DOCUMENT SECTION:
START
On March 5th, 2009 at 3pm I was finishing up my shift at work. I hopped on my bicycle and started riding toward my house in the Fountain Square neighborhood. Like always, I turned my handheld radio to 93.1 WIBC. As the 3pm news finished up, I was expecting to hear Wilson sign on and begin his show. But that didn’t happen.

It was Steve Simpson on the air. I listened as Simpson awkwardly worked his way through the show for the next three hours. Dave Wilson had been abruptly fired.

Photo: Chris Wakefield
Photo: Chris Wakefield

Wilson tells it to me this way. “Emmis was a publicly traded company, and like any publicly traded company, all that matters is this quarter. Making your numbers this quarter. They had to cut a half million dollars out of the Indy radio budget. I was the highest paid on air person. So boom!”

It was a devastating blow to Dave. “I’m gone. The program director was gone.” Even Wilson’s replacement was stunned by the sudden change. “Even he (Steve Simpson) didn’t know what was going on until that afternoon.”

The Indianapolis Star did a front page article on Wilson’s departure and three local television stations all wanted to sit down with Dave and get his side of the story. “I went to my car and called my wife, and she cried.”, Wilson said.

Like most people in radio, Dave Wilson never got to do a “final show” for his listeners. The tactic of letting a radio show host go right before they go on the air, rather than after they finish a show is an industry norm. Any Program Director who tells his host he is going to fire him and then lets him go on the air with an open microphone is crazy.

Wilson tried to move on after WIBC, but in his words, “Nothing really came up.” Some of the stumbles included a failed, very short stint in Columbus radio, and a promised morning show for a local Franklin radio station that never got off the ground.
END
GOALS:
**a)** In the account of Dave Wilson's firing, who was on the air in place of Wilson that afternoon?
**b)** Please pick up the account of Dave Wilson's firing after its final sentence and keep writing it.

Element region listings
START
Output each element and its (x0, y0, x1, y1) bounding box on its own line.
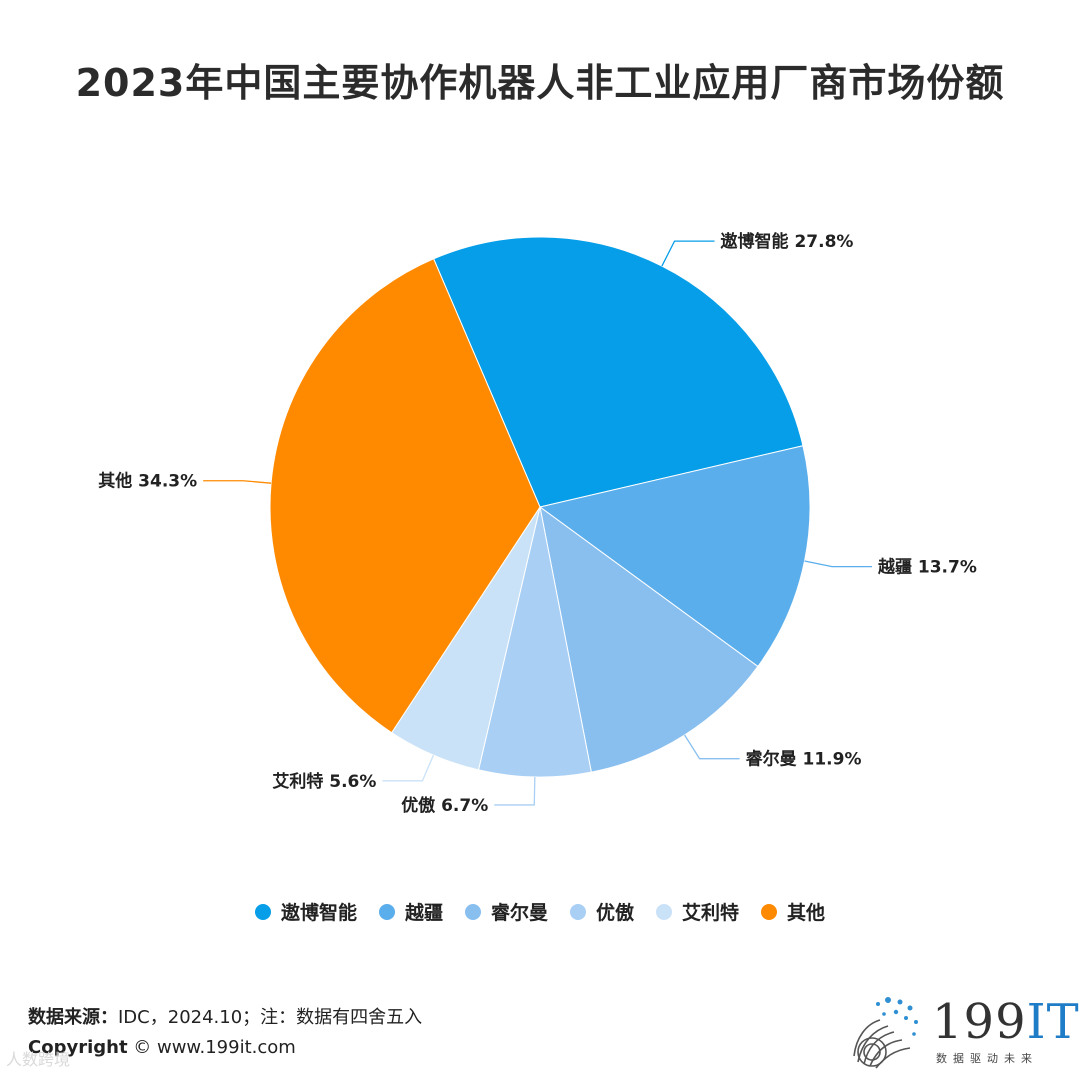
slice-label-3: 睿尔曼 11.9% (746, 749, 862, 770)
legend-label: 优傲 (596, 902, 635, 924)
copyright-text: © www.199it.com (127, 1037, 296, 1058)
slice-label-6: 其他 34.3% (98, 471, 197, 492)
pie-slice-4 (477, 506, 592, 778)
slice-label-5: 艾利特 5.6% (272, 771, 376, 792)
leader-line-3 (684, 734, 740, 760)
legend-item-3: 睿尔曼 (464, 898, 548, 925)
leader-line-6 (203, 480, 272, 484)
leader-line-4 (494, 776, 536, 806)
chart-legend: 遨博智能 越疆 睿尔曼 优傲 艾利特 其他 (0, 898, 1080, 925)
slice-label-2: 越疆 13.7% (877, 557, 977, 578)
legend-label: 遨博智能 (280, 902, 357, 924)
legend-marker-icon (570, 903, 586, 920)
legend-label: 其他 (787, 902, 826, 924)
data-source: 数据来源：IDC，2024.10；注：数据有四舍五入 (28, 1003, 422, 1029)
legend-marker-icon (378, 903, 395, 920)
legend-label: 越疆 (404, 902, 443, 924)
brand-logo: 199IT 数据驱动未来 (848, 992, 1079, 1070)
leader-line-2 (804, 560, 872, 568)
source-label: 数据来源： (28, 1007, 118, 1028)
slice-label-1: 遨博智能 27.8% (721, 231, 854, 252)
legend-marker-icon (254, 903, 271, 920)
leader-line-1 (661, 240, 715, 267)
legend-item-5: 艾利特 (656, 898, 739, 925)
watermark: 人数跨境 (6, 1050, 71, 1069)
brand-name-number: 199 (932, 994, 1027, 1050)
pie-slice-6 (269, 258, 541, 734)
legend-marker-icon (656, 903, 673, 920)
source-text: IDC，2024.10；注：数据有四舍五入 (118, 1007, 423, 1028)
pie-chart: 遨博智能 27.8% 越疆 13.7% 睿尔曼 11.9% 优傲 6.7% 艾利特 5.… (98, 231, 977, 816)
copyright-label: Copyright (28, 1037, 128, 1058)
legend-item-4: 优傲 (570, 898, 634, 925)
pie-slice-2 (538, 445, 811, 668)
legend-item-6: 其他 (761, 898, 825, 925)
legend-label: 睿尔曼 (490, 902, 548, 924)
pie-slice-1 (432, 236, 804, 508)
legend-marker-icon (761, 903, 778, 920)
legend-item-1: 遨博智能 (254, 898, 357, 925)
brand-name: 199IT (932, 994, 1080, 1050)
brand-name-it: IT (1026, 994, 1080, 1050)
legend-label: 艾利特 (682, 902, 740, 924)
slice-label-4: 优傲 6.7% (401, 795, 488, 816)
brand-emblem-icon (853, 997, 918, 1069)
legend-item-2: 越疆 (378, 898, 443, 925)
copyright: Copyright © www.199it.com (28, 1037, 296, 1058)
leader-line-5 (382, 754, 435, 782)
brand-tagline: 数据驱动未来 (936, 1052, 1038, 1065)
legend-marker-icon (464, 903, 481, 920)
pie-slice-3 (539, 505, 759, 773)
chart-title: 2023年中国主要协作机器人非工业应用厂商市场份额 (75, 61, 1005, 105)
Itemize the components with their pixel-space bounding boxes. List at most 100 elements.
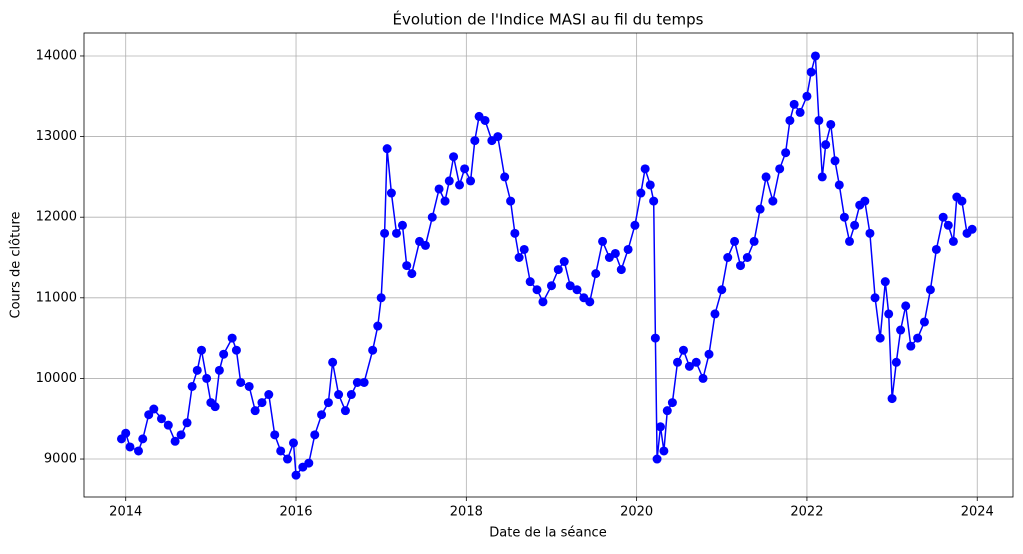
data-point: [943, 220, 953, 230]
data-point: [444, 176, 454, 186]
data-point: [775, 164, 785, 174]
data-point: [585, 297, 595, 307]
data-point: [392, 228, 402, 238]
data-point: [553, 265, 563, 275]
data-point: [865, 228, 875, 238]
data-point: [317, 410, 327, 420]
data-point: [662, 406, 672, 416]
data-point: [340, 406, 350, 416]
data-point: [304, 458, 314, 468]
data-point: [149, 404, 159, 414]
data-point: [887, 394, 897, 404]
data-point: [559, 257, 569, 267]
data-point: [514, 253, 524, 263]
data-point: [328, 357, 338, 367]
data-point: [231, 345, 241, 355]
data-point: [659, 446, 669, 456]
y-axis-label: Cours de clôture: [9, 211, 24, 318]
data-point: [761, 172, 771, 182]
data-point: [698, 373, 708, 383]
data-point: [884, 309, 894, 319]
data-point: [655, 422, 665, 432]
data-point: [814, 115, 824, 125]
data-point: [723, 253, 733, 263]
data-point: [925, 285, 935, 295]
data-point: [125, 442, 135, 452]
x-axis-label: Date de la séance: [489, 526, 606, 541]
data-point: [880, 277, 890, 287]
data-point: [691, 357, 701, 367]
data-point: [176, 430, 186, 440]
data-point: [402, 261, 412, 271]
data-point: [630, 220, 640, 230]
data-point: [768, 196, 778, 206]
data-point: [896, 325, 906, 335]
data-point: [264, 390, 274, 400]
data-point: [860, 196, 870, 206]
y-tick-label: 9000: [44, 452, 77, 467]
data-point: [802, 91, 812, 101]
data-point: [616, 265, 626, 275]
data-point: [806, 67, 816, 77]
data-point: [839, 212, 849, 222]
data-point: [376, 293, 386, 303]
data-point: [236, 377, 246, 387]
data-point: [919, 317, 929, 327]
data-point: [565, 281, 575, 291]
data-point: [219, 349, 229, 359]
data-point: [684, 361, 694, 371]
data-point: [781, 148, 791, 158]
data-point: [250, 406, 260, 416]
data-point: [506, 196, 516, 206]
data-point: [717, 285, 727, 295]
data-point: [170, 436, 180, 446]
data-point: [187, 381, 197, 391]
data-point: [845, 236, 855, 246]
data-point: [652, 454, 662, 464]
data-point: [704, 349, 714, 359]
data-point: [538, 297, 548, 307]
y-tick-label: 13000: [36, 129, 77, 144]
data-point: [830, 156, 840, 166]
data-point: [202, 373, 212, 383]
data-point: [420, 240, 430, 250]
data-point: [334, 390, 344, 400]
data-point: [270, 430, 280, 440]
data-point: [906, 341, 916, 351]
y-tick-label: 12000: [36, 210, 77, 225]
data-point: [826, 119, 836, 129]
data-point: [182, 418, 192, 428]
x-tick-label: 2024: [961, 505, 994, 520]
data-point: [931, 244, 941, 254]
data-point: [532, 285, 542, 295]
series-line: [120, 55, 973, 478]
data-point: [817, 172, 827, 182]
data-point: [346, 390, 356, 400]
data-point: [572, 285, 582, 295]
x-tick-label: 2022: [790, 505, 823, 520]
data-point: [386, 188, 396, 198]
data-point: [667, 398, 677, 408]
y-tick-label: 10000: [36, 371, 77, 386]
data-point: [480, 115, 490, 125]
data-point: [510, 228, 520, 238]
data-point: [257, 398, 267, 408]
data-point: [623, 244, 633, 254]
data-point: [710, 309, 720, 319]
data-point: [368, 345, 378, 355]
data-point: [288, 438, 298, 448]
data-point: [678, 345, 688, 355]
data-point: [493, 132, 503, 142]
data-point: [466, 176, 476, 186]
data-point: [870, 293, 880, 303]
data-point: [352, 377, 362, 387]
x-tick-label: 2016: [279, 505, 312, 520]
data-point: [449, 152, 459, 162]
data-point: [156, 414, 166, 424]
data-point: [163, 420, 173, 430]
data-point: [323, 398, 333, 408]
data-point: [138, 434, 148, 444]
data-point: [913, 333, 923, 343]
data-point: [460, 164, 470, 174]
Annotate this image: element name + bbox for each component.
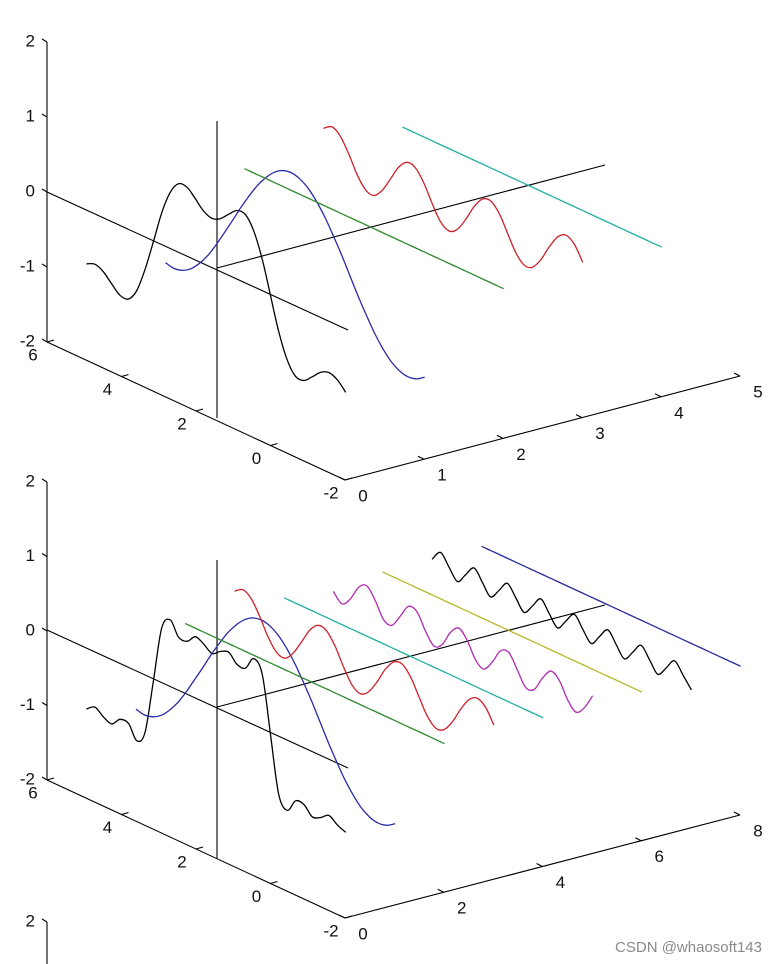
series-line <box>431 551 692 691</box>
tick-mark <box>270 442 278 447</box>
y-tick-label: 6 <box>28 783 37 802</box>
tick-mark <box>575 414 583 419</box>
tick-mark <box>41 702 48 706</box>
watermark: CSDN @whaosoft143 <box>615 939 762 956</box>
x-tick-label: 8 <box>753 821 762 840</box>
x-axis <box>344 375 741 481</box>
tick-mark <box>46 339 55 343</box>
y-tick-label: 2 <box>177 414 186 433</box>
tick-mark <box>41 478 48 483</box>
series-line <box>234 588 495 731</box>
y-tick-label: 0 <box>252 449 261 468</box>
z-tick-label: 2 <box>26 31 35 50</box>
series-line <box>165 169 425 380</box>
tick-mark <box>635 837 642 842</box>
series-line <box>135 617 396 826</box>
y-tick-label: -2 <box>323 921 338 940</box>
series-line <box>283 597 544 719</box>
z-tick-label: -2 <box>20 769 35 788</box>
tick-mark <box>41 776 48 781</box>
z-tick-label: -2 <box>20 331 35 350</box>
tick-mark <box>733 811 741 816</box>
tick-mark <box>733 372 741 377</box>
x-tick-label: 4 <box>556 873 565 892</box>
x-tick-label: 3 <box>595 424 604 443</box>
tick-mark <box>270 880 278 885</box>
tick-mark <box>344 915 353 919</box>
x-tick-label: 1 <box>437 466 446 485</box>
x-tick-label: 2 <box>516 445 525 464</box>
tick-mark <box>338 914 346 919</box>
tick-mark <box>41 38 48 43</box>
tick-mark <box>417 455 425 460</box>
tick-mark <box>41 338 48 343</box>
series-line <box>184 622 445 745</box>
tick-mark <box>654 393 662 398</box>
z-tick-label: 1 <box>26 106 35 125</box>
z-tick-label: 0 <box>26 620 35 639</box>
tick-mark <box>41 553 48 557</box>
tick-mark <box>41 188 48 193</box>
z-tick-label: 2 <box>26 471 35 490</box>
tick-mark <box>41 918 48 923</box>
x-tick-label: 0 <box>358 486 367 505</box>
x-tick-label: 4 <box>674 403 683 422</box>
tick-mark <box>121 811 129 816</box>
series-line <box>382 571 643 693</box>
y-tick-label: 6 <box>28 345 37 364</box>
tick-mark <box>536 863 543 867</box>
tick-mark <box>46 777 55 781</box>
z-tick-label: 1 <box>26 546 35 565</box>
y-tick-label: 0 <box>252 887 261 906</box>
series-line <box>323 125 584 269</box>
tick-mark <box>41 627 48 632</box>
tick-mark <box>496 434 504 439</box>
series-line <box>86 182 347 393</box>
series-line <box>244 168 504 290</box>
tick-mark <box>437 888 444 893</box>
series-line <box>402 126 662 248</box>
reference-line <box>46 191 349 331</box>
reference-line <box>46 629 349 769</box>
y-tick-label: -2 <box>323 483 338 502</box>
x-tick-label: 0 <box>358 924 367 943</box>
x-tick-label: 5 <box>753 382 762 401</box>
y-tick-label: 2 <box>177 852 186 871</box>
tick-mark <box>121 373 129 378</box>
series-line <box>86 618 347 833</box>
z-tick-label: 0 <box>26 181 35 200</box>
x-tick-label: 2 <box>457 899 466 918</box>
tick-mark <box>344 477 353 481</box>
tick-mark <box>338 476 346 481</box>
y-tick-label: 4 <box>103 818 112 837</box>
z-tick-label: -1 <box>20 695 35 714</box>
tick-mark <box>41 263 48 268</box>
z-tick-label: -1 <box>20 256 35 275</box>
tick-mark <box>41 113 48 118</box>
x-tick-label: 6 <box>655 847 664 866</box>
y-tick-label: 4 <box>103 380 112 399</box>
reference-line <box>216 164 606 269</box>
tick-mark <box>195 846 204 850</box>
z-tick-label: 2 <box>26 911 35 930</box>
series-line <box>332 584 594 714</box>
series-line <box>481 545 741 667</box>
tick-mark <box>195 408 204 412</box>
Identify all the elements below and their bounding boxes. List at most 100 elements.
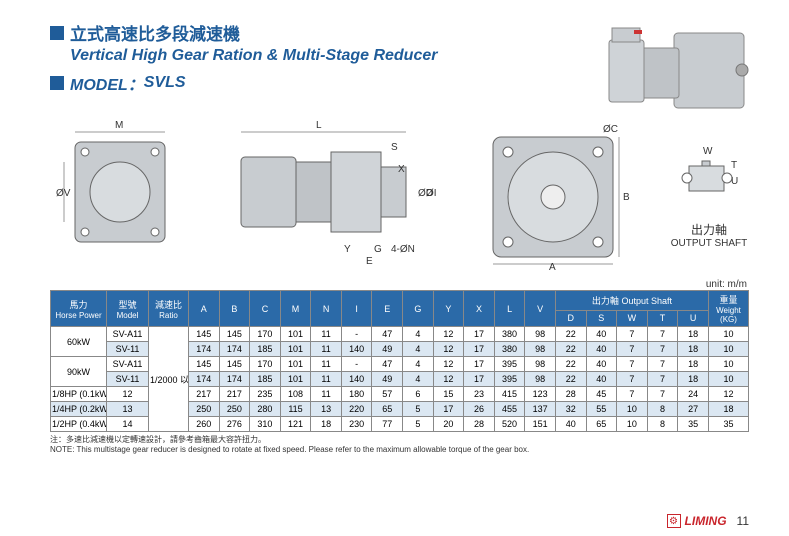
cell-value: 6 bbox=[403, 387, 434, 402]
cell-value: 10 bbox=[617, 417, 648, 432]
cell-value: 23 bbox=[464, 387, 495, 402]
product-photo bbox=[584, 18, 759, 123]
cell-value: 8 bbox=[647, 402, 678, 417]
cell-value: 4 bbox=[403, 327, 434, 342]
shaft-label-cn: 出力軸 bbox=[669, 221, 749, 238]
cell-value: 7 bbox=[617, 372, 648, 387]
cell-value: 10 bbox=[709, 357, 749, 372]
cell-value: 7 bbox=[647, 357, 678, 372]
cell-value: 10 bbox=[709, 372, 749, 387]
cell-value: 18 bbox=[678, 342, 709, 357]
cell-value: 11 bbox=[311, 372, 342, 387]
cell-value: 18 bbox=[678, 372, 709, 387]
cell-value: 12 bbox=[433, 327, 464, 342]
svg-text:L: L bbox=[316, 120, 322, 131]
cell-value: 98 bbox=[525, 342, 556, 357]
cell-value: 145 bbox=[189, 357, 220, 372]
cell-value: 11 bbox=[311, 327, 342, 342]
cell-value: 98 bbox=[525, 372, 556, 387]
cell-value: 123 bbox=[525, 387, 556, 402]
cell-value: 22 bbox=[555, 372, 586, 387]
cell-value: 250 bbox=[219, 402, 250, 417]
cell-value: 101 bbox=[280, 357, 311, 372]
svg-text:B: B bbox=[623, 192, 630, 203]
cell-value: 7 bbox=[647, 372, 678, 387]
cell-value: 13 bbox=[311, 402, 342, 417]
diagram-front-flange: ØC B A bbox=[473, 112, 633, 272]
cell-value: 40 bbox=[586, 327, 617, 342]
cell-value: 27 bbox=[678, 402, 709, 417]
cell-value: 7 bbox=[617, 387, 648, 402]
cell-value: 20 bbox=[433, 417, 464, 432]
cell-model: SV-11 bbox=[107, 342, 149, 357]
cell-value: 235 bbox=[250, 387, 281, 402]
output-shaft-diagram: W T U 出力軸 OUTPUT SHAFT bbox=[669, 136, 749, 249]
cell-value: 7 bbox=[647, 342, 678, 357]
svg-text:4-ØN: 4-ØN bbox=[391, 244, 415, 255]
cell-value: 12 bbox=[709, 387, 749, 402]
cell-value: 145 bbox=[219, 327, 250, 342]
cell-value: 17 bbox=[464, 342, 495, 357]
cell-value: 276 bbox=[219, 417, 250, 432]
title-chinese: 立式高速比多段減速機 bbox=[70, 20, 240, 45]
cell-value: 170 bbox=[250, 327, 281, 342]
cell-value: 230 bbox=[341, 417, 372, 432]
brand-logo-icon: ⚙ bbox=[667, 514, 681, 528]
cell-value: 11 bbox=[311, 357, 342, 372]
svg-text:ØI: ØI bbox=[426, 188, 437, 199]
cell-value: 22 bbox=[555, 342, 586, 357]
cell-value: 18 bbox=[678, 357, 709, 372]
cell-value: 180 bbox=[341, 387, 372, 402]
cell-model: 14 bbox=[107, 417, 149, 432]
cell-value: 310 bbox=[250, 417, 281, 432]
cell-value: 15 bbox=[433, 387, 464, 402]
dimension-diagrams: M ØV L S X ØD ØI Y G E 4-ØN ØC B A bbox=[50, 107, 749, 277]
cell-value: 17 bbox=[464, 372, 495, 387]
th-output-shaft: 出力軸 Output Shaft bbox=[555, 291, 708, 311]
note-en: NOTE: This multistage gear reducer is de… bbox=[50, 445, 749, 455]
cell-value: 174 bbox=[189, 372, 220, 387]
cell-value: 4 bbox=[403, 372, 434, 387]
cell-value: 174 bbox=[219, 372, 250, 387]
cell-value: 151 bbox=[525, 417, 556, 432]
cell-value: 380 bbox=[494, 327, 525, 342]
cell-value: 40 bbox=[586, 357, 617, 372]
cell-model: SV-11 bbox=[107, 372, 149, 387]
th-weight: 重量Weight(KG) bbox=[709, 291, 749, 327]
cell-value: 24 bbox=[678, 387, 709, 402]
cell-value: 40 bbox=[555, 417, 586, 432]
cell-value: 17 bbox=[464, 357, 495, 372]
cell-value: 18 bbox=[311, 417, 342, 432]
th-model: 型號Model bbox=[107, 291, 149, 327]
model-value: SVLS bbox=[144, 74, 186, 92]
svg-text:X: X bbox=[398, 164, 405, 175]
cell-value: 217 bbox=[189, 387, 220, 402]
cell-value: 10 bbox=[709, 327, 749, 342]
page-number: 11 bbox=[737, 514, 749, 528]
page-footer: ⚙ LIMING 11 bbox=[667, 514, 749, 528]
cell-value: 10 bbox=[709, 342, 749, 357]
cell-value: 145 bbox=[219, 357, 250, 372]
cell-value: 108 bbox=[280, 387, 311, 402]
cell-value: 395 bbox=[494, 372, 525, 387]
cell-value: 7 bbox=[617, 357, 648, 372]
cell-value: 4 bbox=[403, 357, 434, 372]
cell-value: 101 bbox=[280, 327, 311, 342]
cell-model: 12 bbox=[107, 387, 149, 402]
cell-value: 26 bbox=[464, 402, 495, 417]
cell-model: 13 bbox=[107, 402, 149, 417]
cell-value: 28 bbox=[555, 387, 586, 402]
model-label: MODEL： bbox=[70, 71, 144, 95]
cell-value: 140 bbox=[341, 342, 372, 357]
cell-model: SV-A11 bbox=[107, 357, 149, 372]
svg-text:T: T bbox=[731, 160, 737, 171]
cell-value: 77 bbox=[372, 417, 403, 432]
cell-value: 98 bbox=[525, 327, 556, 342]
cell-ratio: 1/2000 以上 bbox=[149, 327, 189, 432]
cell-hp: 60kW bbox=[51, 327, 107, 357]
cell-value: - bbox=[341, 357, 372, 372]
cell-value: 18 bbox=[709, 402, 749, 417]
svg-text:A: A bbox=[549, 262, 556, 273]
cell-value: 4 bbox=[403, 342, 434, 357]
cell-value: 11 bbox=[311, 387, 342, 402]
END
ANSWERS TO THE EXERCISE:
**a)** Steve Simpson

**b)**
A big part of me still wants to hear Dave Wilson on my radio, but today’s radio market is very different from the one Dave Wilson walked into in the early 90’s. His former home of 93.1 WIBC has gone to an almost entirely 100% conservative talk format during the week. Something even Wilson’s replacement Steve Simpson found rough, as he was given the ax in 2014. He was replaced on his morning drive show by a more conservative, opinion oriented talker, Tony Katz.

It was good seeing Wilson for this interview. We smiled, laughed, and I enjoyed spending time with him as we talked about the Indianapolis 500, geeky insider radio gossip, and everything in between.

But deep down I could tell Dave Wilson missed it. I could tell he missed signing on at 3:06pm each weekday. And I miss it too. I miss hearing Dave’s exaggerated sign on of the station call letters (Dubya eyyyyyye, BC). I miss hearing Dave warn me that “thunderboomers” were heading this way (an imminent thunderstorm). Most of all, i’m just a high school nerd who misses his friends, Matt, Big Joe, Turk, and the King.

Maybe one day, hopefully, Dave the King Wilson will return to the airwaves in Indianapolis; and while I wont be a 16 year old riding my bike home after school, I’ll make sure to turn up the radio and laugh as I sit in rush hour traffic on 465.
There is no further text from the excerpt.